• _What you need to do_: Copy each line below that includes "Slider".

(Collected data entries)
────────────────────────────────────────
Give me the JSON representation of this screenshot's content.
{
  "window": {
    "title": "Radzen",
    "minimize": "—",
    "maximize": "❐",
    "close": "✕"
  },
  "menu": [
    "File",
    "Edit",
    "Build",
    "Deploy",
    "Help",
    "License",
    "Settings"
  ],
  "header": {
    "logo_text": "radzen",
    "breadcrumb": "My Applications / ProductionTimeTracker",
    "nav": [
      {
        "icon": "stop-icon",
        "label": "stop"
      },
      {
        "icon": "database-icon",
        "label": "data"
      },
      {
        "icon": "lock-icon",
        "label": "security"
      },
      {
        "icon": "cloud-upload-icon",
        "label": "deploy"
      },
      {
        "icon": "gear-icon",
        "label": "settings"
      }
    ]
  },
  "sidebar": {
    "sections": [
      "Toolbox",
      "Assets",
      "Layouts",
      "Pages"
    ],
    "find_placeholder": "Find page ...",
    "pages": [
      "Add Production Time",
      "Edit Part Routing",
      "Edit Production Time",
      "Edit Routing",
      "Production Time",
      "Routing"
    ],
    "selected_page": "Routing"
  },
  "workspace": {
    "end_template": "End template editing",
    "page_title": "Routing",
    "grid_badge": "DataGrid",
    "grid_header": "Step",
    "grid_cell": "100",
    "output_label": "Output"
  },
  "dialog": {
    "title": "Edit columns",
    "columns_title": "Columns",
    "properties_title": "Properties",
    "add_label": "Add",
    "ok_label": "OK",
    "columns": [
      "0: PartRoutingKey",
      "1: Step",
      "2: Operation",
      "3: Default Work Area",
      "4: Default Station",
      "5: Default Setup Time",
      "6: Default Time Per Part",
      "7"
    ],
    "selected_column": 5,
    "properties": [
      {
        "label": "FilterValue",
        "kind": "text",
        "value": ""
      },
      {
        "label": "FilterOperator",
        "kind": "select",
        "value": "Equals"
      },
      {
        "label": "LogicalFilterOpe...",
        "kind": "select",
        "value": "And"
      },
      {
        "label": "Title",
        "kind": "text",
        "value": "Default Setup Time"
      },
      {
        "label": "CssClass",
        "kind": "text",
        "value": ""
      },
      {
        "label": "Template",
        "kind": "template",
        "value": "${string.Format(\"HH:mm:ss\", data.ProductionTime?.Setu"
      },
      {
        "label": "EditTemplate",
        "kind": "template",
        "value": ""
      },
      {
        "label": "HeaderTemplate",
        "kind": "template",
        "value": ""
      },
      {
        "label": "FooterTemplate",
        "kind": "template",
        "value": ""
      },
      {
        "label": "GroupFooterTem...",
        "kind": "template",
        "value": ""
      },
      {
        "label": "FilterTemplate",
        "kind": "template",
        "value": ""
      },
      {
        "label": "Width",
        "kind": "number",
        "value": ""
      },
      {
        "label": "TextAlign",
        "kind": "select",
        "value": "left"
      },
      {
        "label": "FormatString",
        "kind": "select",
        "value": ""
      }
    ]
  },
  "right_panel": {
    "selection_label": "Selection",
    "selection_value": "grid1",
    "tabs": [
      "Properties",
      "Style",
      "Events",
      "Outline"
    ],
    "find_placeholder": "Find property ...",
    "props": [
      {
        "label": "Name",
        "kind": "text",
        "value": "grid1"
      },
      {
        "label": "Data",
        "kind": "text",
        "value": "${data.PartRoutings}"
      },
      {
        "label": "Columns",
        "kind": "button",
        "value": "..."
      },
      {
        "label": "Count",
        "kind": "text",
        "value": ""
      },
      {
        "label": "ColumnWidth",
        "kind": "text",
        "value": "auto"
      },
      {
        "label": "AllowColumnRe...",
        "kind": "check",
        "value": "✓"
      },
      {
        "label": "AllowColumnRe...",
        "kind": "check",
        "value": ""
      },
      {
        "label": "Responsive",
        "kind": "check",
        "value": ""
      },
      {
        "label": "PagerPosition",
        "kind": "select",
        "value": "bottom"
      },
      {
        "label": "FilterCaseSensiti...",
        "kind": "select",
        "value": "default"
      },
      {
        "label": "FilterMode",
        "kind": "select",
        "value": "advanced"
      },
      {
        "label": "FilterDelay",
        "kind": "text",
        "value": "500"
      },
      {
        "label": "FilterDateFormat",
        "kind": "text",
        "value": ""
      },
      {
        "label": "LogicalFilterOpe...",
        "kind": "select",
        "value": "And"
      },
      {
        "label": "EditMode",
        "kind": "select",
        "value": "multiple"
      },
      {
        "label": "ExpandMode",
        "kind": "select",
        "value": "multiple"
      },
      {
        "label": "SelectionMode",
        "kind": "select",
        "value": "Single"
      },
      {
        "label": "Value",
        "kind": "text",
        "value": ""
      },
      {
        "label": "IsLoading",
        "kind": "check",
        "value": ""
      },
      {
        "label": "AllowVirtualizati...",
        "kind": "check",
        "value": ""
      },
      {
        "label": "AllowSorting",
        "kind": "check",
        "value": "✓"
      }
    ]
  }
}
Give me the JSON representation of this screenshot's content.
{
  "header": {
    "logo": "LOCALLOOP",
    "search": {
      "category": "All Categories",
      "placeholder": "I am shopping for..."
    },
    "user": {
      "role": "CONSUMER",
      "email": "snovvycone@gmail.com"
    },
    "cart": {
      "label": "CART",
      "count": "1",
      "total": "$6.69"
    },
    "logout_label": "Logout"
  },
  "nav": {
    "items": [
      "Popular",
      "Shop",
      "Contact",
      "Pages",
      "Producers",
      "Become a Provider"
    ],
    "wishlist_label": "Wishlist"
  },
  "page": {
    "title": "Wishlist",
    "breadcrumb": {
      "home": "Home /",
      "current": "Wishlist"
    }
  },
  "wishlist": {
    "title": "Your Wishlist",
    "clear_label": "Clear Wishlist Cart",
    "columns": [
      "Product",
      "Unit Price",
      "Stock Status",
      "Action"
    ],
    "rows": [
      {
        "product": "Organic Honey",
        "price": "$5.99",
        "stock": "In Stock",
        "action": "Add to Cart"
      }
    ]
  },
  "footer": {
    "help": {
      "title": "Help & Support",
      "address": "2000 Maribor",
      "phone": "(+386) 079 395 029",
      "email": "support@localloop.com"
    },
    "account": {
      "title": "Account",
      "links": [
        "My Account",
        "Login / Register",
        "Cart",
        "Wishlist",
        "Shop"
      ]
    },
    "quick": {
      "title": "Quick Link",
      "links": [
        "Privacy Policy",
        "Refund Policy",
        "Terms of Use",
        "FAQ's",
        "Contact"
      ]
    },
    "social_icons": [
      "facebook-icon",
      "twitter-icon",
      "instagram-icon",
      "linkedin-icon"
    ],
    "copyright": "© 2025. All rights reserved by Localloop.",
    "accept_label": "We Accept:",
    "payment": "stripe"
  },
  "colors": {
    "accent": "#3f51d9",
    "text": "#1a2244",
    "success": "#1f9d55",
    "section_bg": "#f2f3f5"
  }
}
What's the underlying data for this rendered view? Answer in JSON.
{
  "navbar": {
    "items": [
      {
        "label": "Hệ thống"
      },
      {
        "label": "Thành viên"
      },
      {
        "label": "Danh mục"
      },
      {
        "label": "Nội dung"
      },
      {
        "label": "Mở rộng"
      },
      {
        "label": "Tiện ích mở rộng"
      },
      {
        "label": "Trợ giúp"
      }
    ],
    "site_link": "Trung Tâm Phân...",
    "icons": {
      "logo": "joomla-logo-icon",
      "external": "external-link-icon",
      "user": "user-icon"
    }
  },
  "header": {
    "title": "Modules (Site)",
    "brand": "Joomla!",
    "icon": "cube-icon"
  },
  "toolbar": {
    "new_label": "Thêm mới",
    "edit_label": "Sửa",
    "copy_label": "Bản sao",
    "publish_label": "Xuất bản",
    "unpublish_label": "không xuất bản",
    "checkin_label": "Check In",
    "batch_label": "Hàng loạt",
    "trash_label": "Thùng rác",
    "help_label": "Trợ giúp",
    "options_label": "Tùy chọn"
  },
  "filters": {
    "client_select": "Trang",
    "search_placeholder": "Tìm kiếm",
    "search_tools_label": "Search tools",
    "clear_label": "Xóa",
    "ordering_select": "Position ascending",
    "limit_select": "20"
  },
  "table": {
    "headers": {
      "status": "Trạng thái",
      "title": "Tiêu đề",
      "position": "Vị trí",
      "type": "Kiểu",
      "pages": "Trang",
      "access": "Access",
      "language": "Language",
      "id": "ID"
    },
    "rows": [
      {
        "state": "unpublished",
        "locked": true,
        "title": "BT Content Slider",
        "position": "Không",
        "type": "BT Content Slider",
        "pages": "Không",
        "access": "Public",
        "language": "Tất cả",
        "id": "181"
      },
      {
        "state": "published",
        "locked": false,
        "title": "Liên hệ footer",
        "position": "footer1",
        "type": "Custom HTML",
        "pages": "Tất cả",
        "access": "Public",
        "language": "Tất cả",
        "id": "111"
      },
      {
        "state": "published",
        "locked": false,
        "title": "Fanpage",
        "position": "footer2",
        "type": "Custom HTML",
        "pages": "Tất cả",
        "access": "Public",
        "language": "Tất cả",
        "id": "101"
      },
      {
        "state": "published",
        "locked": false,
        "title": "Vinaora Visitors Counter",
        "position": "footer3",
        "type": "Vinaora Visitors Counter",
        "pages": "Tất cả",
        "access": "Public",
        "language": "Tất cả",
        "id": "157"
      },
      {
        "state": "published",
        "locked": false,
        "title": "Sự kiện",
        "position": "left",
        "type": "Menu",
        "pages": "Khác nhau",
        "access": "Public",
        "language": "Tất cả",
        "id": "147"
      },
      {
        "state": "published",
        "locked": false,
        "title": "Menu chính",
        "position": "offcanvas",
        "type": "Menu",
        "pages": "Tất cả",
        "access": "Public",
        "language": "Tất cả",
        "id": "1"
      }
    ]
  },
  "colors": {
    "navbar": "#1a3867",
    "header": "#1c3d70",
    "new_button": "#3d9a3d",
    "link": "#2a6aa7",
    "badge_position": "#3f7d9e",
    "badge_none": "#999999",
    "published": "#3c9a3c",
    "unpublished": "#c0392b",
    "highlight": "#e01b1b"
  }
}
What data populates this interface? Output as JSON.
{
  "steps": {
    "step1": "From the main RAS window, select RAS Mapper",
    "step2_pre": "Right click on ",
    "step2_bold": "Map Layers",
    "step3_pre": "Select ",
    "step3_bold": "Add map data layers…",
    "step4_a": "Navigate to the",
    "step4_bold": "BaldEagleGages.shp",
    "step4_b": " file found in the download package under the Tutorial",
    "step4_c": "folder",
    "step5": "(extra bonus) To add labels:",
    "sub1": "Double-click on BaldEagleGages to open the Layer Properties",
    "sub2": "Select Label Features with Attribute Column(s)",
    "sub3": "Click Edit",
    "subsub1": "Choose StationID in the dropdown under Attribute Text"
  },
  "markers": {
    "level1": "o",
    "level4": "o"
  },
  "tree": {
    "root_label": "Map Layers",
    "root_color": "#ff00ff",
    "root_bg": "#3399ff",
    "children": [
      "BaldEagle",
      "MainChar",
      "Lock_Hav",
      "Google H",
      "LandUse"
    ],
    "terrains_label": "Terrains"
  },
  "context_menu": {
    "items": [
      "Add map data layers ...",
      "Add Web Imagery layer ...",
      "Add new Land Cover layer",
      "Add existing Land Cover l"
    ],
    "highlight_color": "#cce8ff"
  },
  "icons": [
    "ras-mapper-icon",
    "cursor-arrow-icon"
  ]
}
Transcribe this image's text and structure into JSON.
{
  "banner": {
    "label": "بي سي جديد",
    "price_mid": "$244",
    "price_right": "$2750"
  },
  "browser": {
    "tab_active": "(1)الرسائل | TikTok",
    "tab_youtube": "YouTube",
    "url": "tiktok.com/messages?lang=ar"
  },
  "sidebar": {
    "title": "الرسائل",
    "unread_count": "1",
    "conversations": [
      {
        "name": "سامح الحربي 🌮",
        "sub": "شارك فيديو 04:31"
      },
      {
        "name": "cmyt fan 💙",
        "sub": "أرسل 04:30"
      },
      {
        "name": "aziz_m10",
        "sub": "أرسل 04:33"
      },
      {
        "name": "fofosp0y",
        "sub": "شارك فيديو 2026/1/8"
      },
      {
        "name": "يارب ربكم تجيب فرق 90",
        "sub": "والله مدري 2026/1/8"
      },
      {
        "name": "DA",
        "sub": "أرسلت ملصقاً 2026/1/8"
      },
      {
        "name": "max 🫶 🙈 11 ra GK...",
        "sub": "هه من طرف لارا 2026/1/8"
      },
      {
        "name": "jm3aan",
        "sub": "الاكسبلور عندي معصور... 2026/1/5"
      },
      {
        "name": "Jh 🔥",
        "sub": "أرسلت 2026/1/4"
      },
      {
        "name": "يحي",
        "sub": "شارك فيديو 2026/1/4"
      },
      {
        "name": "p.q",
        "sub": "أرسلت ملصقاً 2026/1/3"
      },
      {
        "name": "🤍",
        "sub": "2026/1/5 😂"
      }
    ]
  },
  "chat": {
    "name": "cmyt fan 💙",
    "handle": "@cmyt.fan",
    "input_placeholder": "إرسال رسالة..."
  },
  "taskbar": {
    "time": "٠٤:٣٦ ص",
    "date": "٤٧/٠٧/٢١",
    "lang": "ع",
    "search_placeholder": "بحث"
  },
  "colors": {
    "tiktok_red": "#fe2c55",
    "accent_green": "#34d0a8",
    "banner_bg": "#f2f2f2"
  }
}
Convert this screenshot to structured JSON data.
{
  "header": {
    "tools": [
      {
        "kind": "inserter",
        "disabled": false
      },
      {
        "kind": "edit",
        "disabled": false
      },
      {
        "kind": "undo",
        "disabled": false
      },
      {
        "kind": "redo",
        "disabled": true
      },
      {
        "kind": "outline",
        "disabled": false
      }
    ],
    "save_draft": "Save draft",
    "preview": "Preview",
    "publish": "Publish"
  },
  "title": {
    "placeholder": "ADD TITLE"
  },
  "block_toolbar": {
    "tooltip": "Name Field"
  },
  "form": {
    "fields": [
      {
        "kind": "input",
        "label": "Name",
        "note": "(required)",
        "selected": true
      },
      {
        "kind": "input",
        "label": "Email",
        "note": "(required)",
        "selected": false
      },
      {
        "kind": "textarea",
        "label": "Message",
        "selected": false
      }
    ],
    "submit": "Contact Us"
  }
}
────────────────────────────────────────
• _The reply_:
        "title": "BT Content Slider",
        "type": "BT Content Slider",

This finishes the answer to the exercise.